→ Requirements
Find each line with the string "icon" and copy it.

-- begin Items --

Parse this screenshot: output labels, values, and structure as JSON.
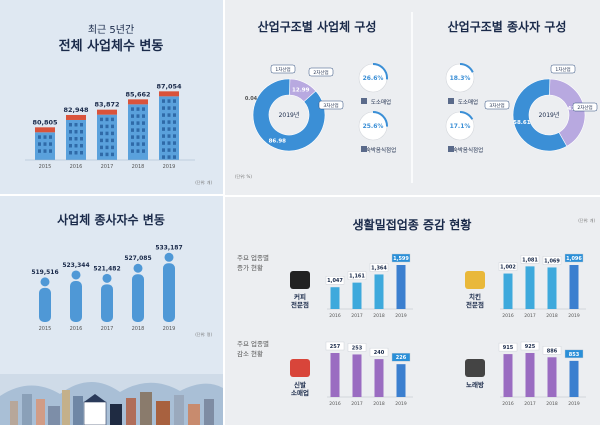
{
  "top_left": {
    "subtitle": "최근 5년간",
    "title": "전체 사업체수 변동",
    "unit": "(단위: 개)",
    "chart_data": {
      "type": "bar",
      "title": "전체 사업체수 변동",
      "categories": [
        "2015",
        "2016",
        "2017",
        "2018",
        "2019"
      ],
      "values": [
        80805,
        82948,
        83872,
        85662,
        87054
      ],
      "value_labels": [
        "80,805",
        "82,948",
        "83,872",
        "85,662",
        "87,054"
      ]
    }
  },
  "bottom_left": {
    "title": "사업체 종사자수 변동",
    "unit": "(단위: 명)",
    "chart_data": {
      "type": "bar",
      "title": "사업체 종사자수 변동",
      "categories": [
        "2015",
        "2016",
        "2017",
        "2018",
        "2019"
      ],
      "values": [
        519516,
        523344,
        521482,
        527085,
        533187
      ],
      "value_labels": [
        "519,516",
        "523,344",
        "521,482",
        "527,085",
        "533,187"
      ]
    }
  },
  "industry_structure": {
    "unit": "(단위: %)",
    "business": {
      "title": "산업구조별 사업체 구성",
      "center": "2019년",
      "chart_data": {
        "type": "pie",
        "title": "산업구조별 사업체 구성",
        "categories": [
          "1차산업",
          "2차산업",
          "3차산업"
        ],
        "values": [
          0.04,
          12.99,
          86.98
        ],
        "value_labels": [
          "0.04",
          "12.99",
          "86.98"
        ]
      },
      "sub": [
        {
          "label": "도소매업",
          "value": 26.6,
          "value_label": "26.6%"
        },
        {
          "label": "숙박음식점업",
          "value": 25.6,
          "value_label": "25.6%"
        }
      ]
    },
    "workers": {
      "title": "산업구조별 종사자 구성",
      "center": "2019년",
      "chart_data": {
        "type": "pie",
        "title": "산업구조별 종사자 구성",
        "categories": [
          "1차산업",
          "2차산업",
          "3차산업"
        ],
        "values": [
          0.03,
          41.36,
          58.61
        ],
        "value_labels": [
          "0.03",
          "41.36",
          "58.61"
        ]
      },
      "sub": [
        {
          "label": "도소매업",
          "value": 18.3,
          "value_label": "18.3%"
        },
        {
          "label": "숙박음식점업",
          "value": 17.1,
          "value_label": "17.1%"
        }
      ]
    }
  },
  "living": {
    "title": "생활밀접업종 증감 현황",
    "unit": "(단위: 개)",
    "inc_label": [
      "주요 업종별",
      "증가 현황"
    ],
    "dec_label": [
      "주요 업종별",
      "감소 현황"
    ],
    "colors": {
      "inc": "#3ea9dc",
      "dec": "#9a6cc1",
      "last_inc": "#3b7fcf"
    },
    "charts": [
      {
        "name": [
          "커피",
          "전문점"
        ],
        "icon": "coffee-cup-icon",
        "group": "inc",
        "chart_data": {
          "type": "bar",
          "categories": [
            "2016",
            "2017",
            "2018",
            "2019"
          ],
          "values": [
            1047,
            1161,
            1364,
            1599
          ],
          "value_labels": [
            "1,047",
            "1,161",
            "1,364",
            "1,599"
          ]
        }
      },
      {
        "name": [
          "치킨",
          "전문점"
        ],
        "icon": "chicken-icon",
        "group": "inc",
        "chart_data": {
          "type": "bar",
          "categories": [
            "2016",
            "2017",
            "2018",
            "2019"
          ],
          "values": [
            1002,
            1081,
            1069,
            1096
          ],
          "value_labels": [
            "1,002",
            "1,081",
            "1,069",
            "1,096"
          ]
        }
      },
      {
        "name": [
          "신발",
          "소매업"
        ],
        "icon": "shoe-icon",
        "group": "dec",
        "chart_data": {
          "type": "bar",
          "categories": [
            "2016",
            "2017",
            "2018",
            "2019"
          ],
          "values": [
            257,
            253,
            240,
            226
          ],
          "value_labels": [
            "257",
            "253",
            "240",
            "226"
          ]
        }
      },
      {
        "name": [
          "노래방"
        ],
        "icon": "microphone-icon",
        "group": "dec",
        "chart_data": {
          "type": "bar",
          "categories": [
            "2016",
            "2017",
            "2018",
            "2019"
          ],
          "values": [
            915,
            925,
            886,
            853
          ],
          "value_labels": [
            "915",
            "925",
            "886",
            "853"
          ]
        }
      }
    ]
  }
}
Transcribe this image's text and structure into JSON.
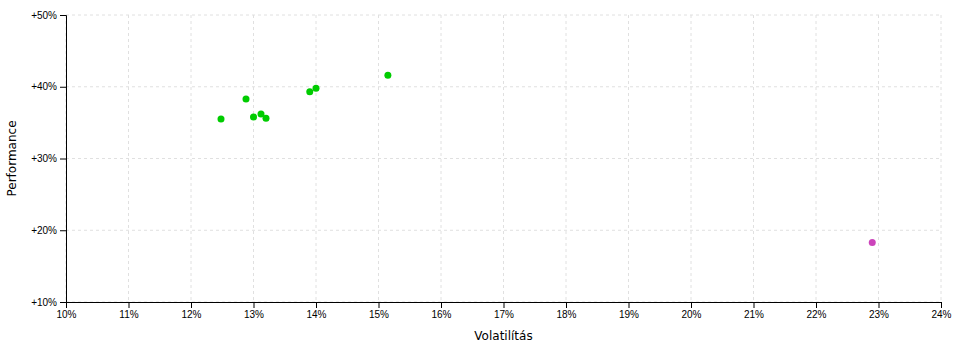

-- end Items --

→ Task answer
        "icon": "coffee-cup-icon",
        "icon": "chicken-icon",
        "icon": "shoe-icon",
        "icon": "microphone-icon",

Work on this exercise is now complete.